Copy, from the entries below, each line in which the string "zoveelste" appears.

= = = = = = =

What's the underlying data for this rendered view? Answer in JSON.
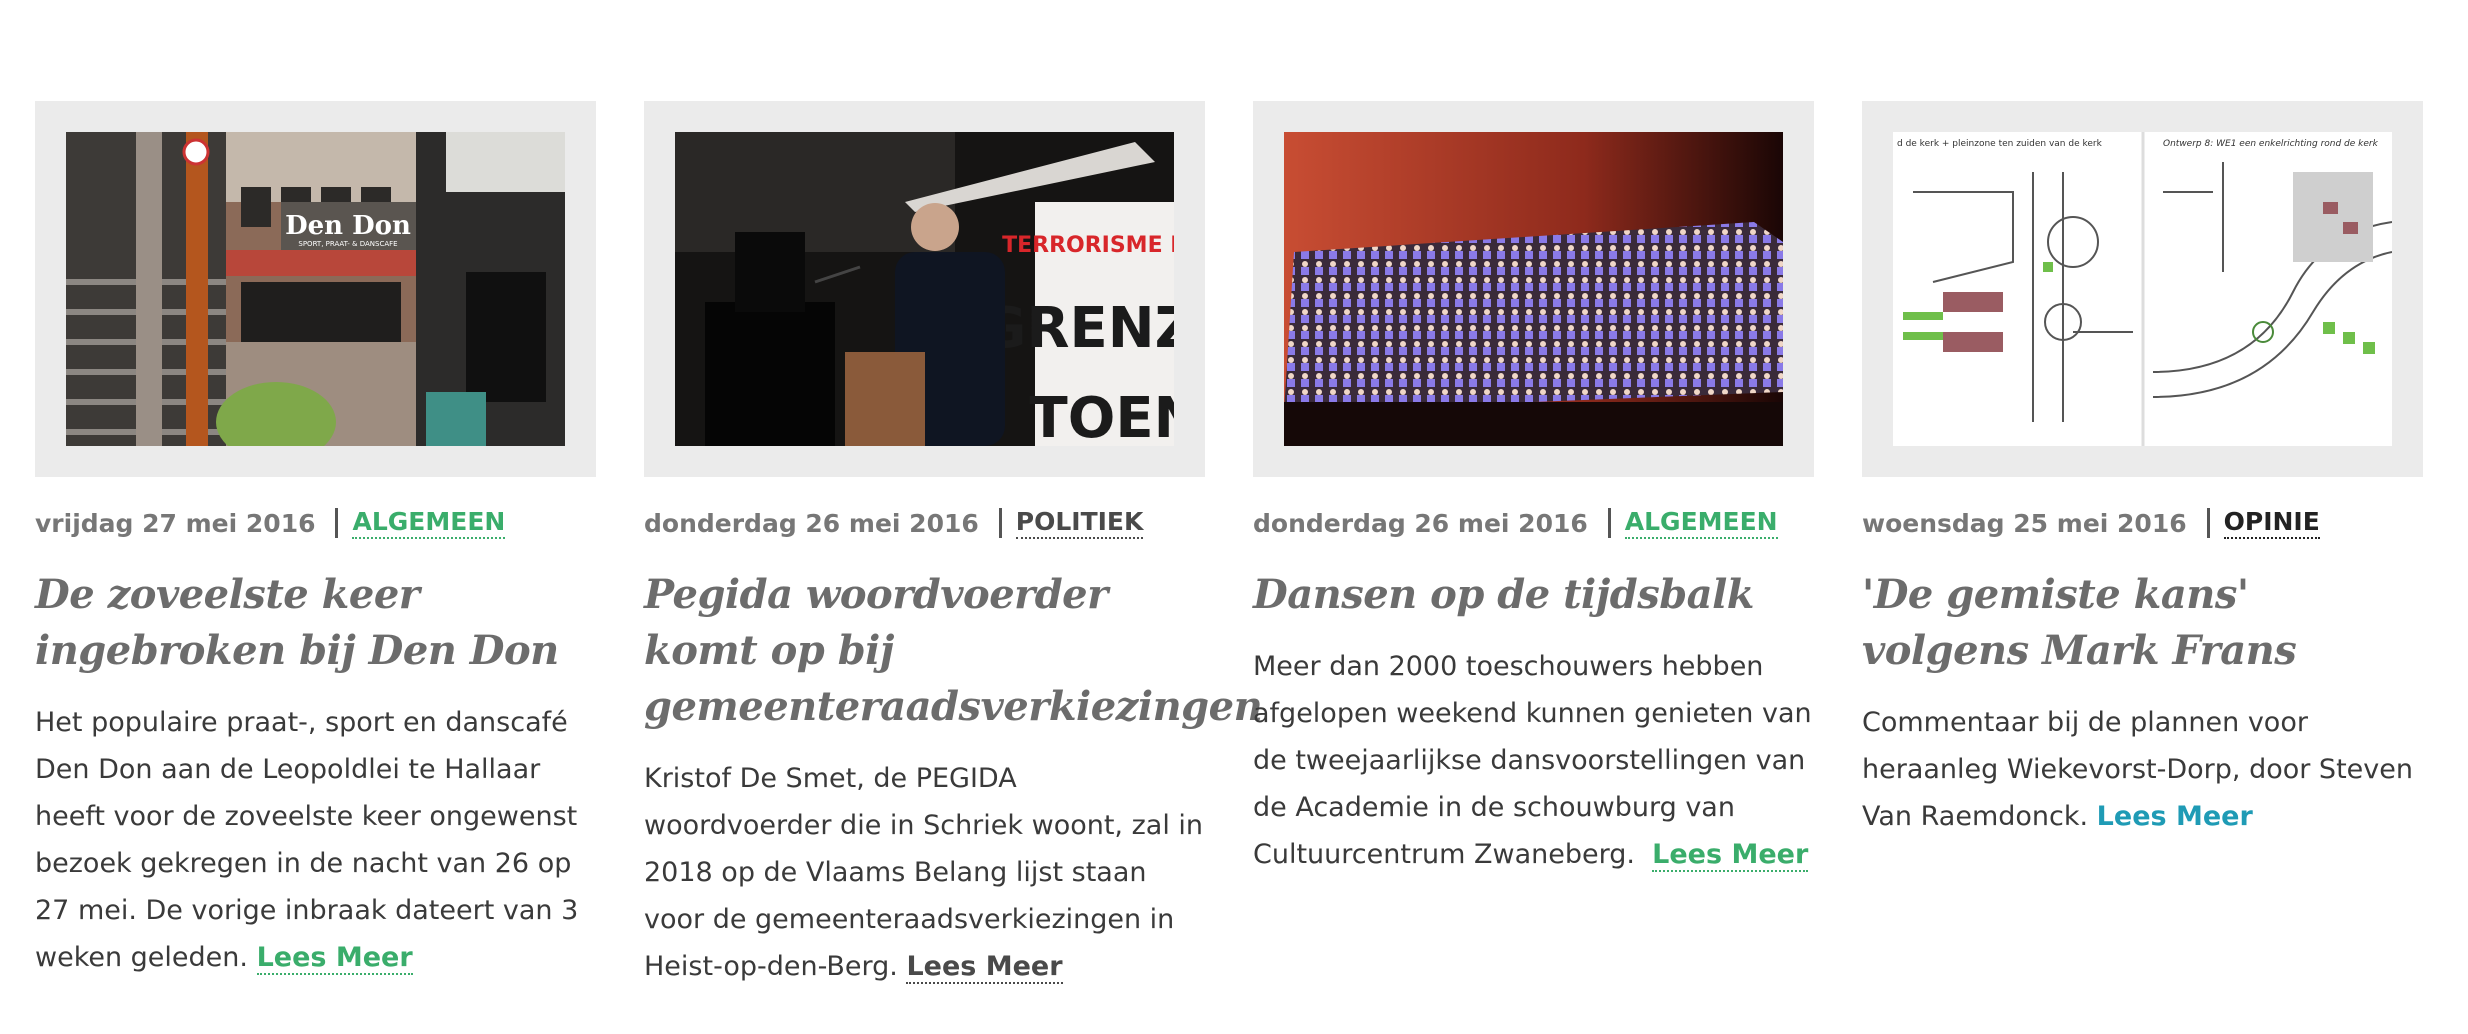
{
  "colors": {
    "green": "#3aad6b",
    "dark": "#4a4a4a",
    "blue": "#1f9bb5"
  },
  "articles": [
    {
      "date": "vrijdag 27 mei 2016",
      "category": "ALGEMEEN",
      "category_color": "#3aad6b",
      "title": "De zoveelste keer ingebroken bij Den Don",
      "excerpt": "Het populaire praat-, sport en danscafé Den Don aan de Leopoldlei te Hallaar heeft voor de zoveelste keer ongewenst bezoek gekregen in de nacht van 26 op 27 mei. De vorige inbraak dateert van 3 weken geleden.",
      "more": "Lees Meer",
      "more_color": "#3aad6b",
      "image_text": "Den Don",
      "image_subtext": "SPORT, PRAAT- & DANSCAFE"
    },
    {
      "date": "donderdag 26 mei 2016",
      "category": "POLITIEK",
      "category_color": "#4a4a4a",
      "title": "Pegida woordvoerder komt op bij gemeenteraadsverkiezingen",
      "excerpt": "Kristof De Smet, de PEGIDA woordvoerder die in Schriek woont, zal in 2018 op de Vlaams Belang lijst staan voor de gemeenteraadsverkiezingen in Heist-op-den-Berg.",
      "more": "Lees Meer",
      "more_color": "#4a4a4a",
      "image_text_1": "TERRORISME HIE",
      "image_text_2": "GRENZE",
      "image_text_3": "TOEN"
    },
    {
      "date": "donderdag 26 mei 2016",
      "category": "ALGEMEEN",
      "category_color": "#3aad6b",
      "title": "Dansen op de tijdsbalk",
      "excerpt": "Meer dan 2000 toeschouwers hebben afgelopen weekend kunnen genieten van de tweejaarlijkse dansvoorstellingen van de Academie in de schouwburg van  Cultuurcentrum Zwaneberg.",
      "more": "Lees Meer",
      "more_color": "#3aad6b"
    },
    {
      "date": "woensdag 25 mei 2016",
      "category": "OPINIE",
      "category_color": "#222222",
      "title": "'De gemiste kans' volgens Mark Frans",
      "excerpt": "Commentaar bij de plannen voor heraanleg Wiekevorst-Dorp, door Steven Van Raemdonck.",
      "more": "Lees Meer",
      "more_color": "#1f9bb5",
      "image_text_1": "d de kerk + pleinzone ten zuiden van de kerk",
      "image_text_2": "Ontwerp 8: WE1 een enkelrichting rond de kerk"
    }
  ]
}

= = = = = = =

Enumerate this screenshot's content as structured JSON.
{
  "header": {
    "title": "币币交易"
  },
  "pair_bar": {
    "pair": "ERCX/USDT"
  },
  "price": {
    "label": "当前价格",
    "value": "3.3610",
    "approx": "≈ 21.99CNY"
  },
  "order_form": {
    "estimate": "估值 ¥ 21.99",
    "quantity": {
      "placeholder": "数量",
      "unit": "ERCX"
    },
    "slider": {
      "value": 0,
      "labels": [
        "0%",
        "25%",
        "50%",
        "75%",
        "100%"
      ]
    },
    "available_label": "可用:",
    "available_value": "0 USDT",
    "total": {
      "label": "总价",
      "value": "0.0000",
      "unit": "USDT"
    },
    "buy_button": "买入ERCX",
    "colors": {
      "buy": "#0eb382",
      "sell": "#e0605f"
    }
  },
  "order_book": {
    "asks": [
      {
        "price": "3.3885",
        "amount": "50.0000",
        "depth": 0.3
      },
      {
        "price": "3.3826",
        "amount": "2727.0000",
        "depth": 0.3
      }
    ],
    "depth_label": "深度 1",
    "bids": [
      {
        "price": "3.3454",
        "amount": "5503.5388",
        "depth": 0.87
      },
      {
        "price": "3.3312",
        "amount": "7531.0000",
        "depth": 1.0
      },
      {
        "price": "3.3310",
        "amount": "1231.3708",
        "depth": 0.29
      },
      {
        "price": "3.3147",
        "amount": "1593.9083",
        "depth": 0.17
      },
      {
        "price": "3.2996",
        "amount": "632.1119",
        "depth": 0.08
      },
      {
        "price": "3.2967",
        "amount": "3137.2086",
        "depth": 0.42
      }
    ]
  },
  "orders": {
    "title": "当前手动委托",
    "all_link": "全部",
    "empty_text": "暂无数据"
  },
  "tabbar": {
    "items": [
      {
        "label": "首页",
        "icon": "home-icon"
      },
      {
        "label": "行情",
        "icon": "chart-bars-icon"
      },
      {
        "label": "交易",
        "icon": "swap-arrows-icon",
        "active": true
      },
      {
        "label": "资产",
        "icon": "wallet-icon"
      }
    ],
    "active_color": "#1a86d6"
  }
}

= = = = = = =

● **Output for this task**:
      "title": "De zoveelste keer ingebroken bij Den Don",
      "excerpt": "Het populaire praat-, sport en danscafé Den Don aan de Leopoldlei te Hallaar heeft voor de zoveelste keer ongewenst bezoek gekregen in de nacht van 26 op 27 mei. De vorige inbraak dateert van 3 weken geleden.",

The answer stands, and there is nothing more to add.